- Problem to solve
Copy all lines below containing "Mountain".

- Supplied information

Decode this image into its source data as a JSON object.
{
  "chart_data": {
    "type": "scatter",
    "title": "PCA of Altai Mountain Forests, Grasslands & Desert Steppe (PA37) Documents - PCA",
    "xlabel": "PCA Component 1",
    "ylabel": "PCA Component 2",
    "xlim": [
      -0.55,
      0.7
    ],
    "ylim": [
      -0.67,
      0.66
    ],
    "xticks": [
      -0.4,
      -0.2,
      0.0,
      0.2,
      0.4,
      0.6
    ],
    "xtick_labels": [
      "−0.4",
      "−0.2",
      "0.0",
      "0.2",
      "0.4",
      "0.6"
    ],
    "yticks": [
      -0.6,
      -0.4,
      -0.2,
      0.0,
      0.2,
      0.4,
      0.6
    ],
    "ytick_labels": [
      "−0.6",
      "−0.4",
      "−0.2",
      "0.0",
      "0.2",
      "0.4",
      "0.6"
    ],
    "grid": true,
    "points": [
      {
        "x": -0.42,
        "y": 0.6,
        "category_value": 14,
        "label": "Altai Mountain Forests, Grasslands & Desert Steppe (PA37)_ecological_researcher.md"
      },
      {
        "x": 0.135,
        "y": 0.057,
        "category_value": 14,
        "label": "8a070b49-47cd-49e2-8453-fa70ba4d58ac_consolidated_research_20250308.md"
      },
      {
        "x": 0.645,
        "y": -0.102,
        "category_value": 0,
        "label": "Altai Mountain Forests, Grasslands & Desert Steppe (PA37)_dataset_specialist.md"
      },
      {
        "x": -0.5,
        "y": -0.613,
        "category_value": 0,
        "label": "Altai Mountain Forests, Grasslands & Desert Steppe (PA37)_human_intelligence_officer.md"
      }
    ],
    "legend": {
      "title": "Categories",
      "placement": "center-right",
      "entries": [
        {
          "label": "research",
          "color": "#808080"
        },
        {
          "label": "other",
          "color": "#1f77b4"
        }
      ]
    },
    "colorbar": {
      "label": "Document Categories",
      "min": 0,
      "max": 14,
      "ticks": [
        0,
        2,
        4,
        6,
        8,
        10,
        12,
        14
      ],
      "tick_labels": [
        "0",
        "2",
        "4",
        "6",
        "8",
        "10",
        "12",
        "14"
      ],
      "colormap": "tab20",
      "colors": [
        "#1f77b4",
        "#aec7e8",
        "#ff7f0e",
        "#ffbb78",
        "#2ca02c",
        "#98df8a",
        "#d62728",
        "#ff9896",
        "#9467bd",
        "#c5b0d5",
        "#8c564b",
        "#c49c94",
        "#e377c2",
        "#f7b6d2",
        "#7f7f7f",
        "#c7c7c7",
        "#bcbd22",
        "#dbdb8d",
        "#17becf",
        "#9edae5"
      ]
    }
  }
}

- Worked answer
    "title": "PCA of Altai Mountain Forests, Grasslands & Desert Steppe (PA37) Documents - PCA",
        "label": "Altai Mountain Forests, Grasslands & Desert Steppe (PA37)_ecological_researcher.md"
        "label": "Altai Mountain Forests, Grasslands & Desert Steppe (PA37)_dataset_specialist.md"
        "label": "Altai Mountain Forests, Grasslands & Desert Steppe (PA37)_human_intelligence_officer.md"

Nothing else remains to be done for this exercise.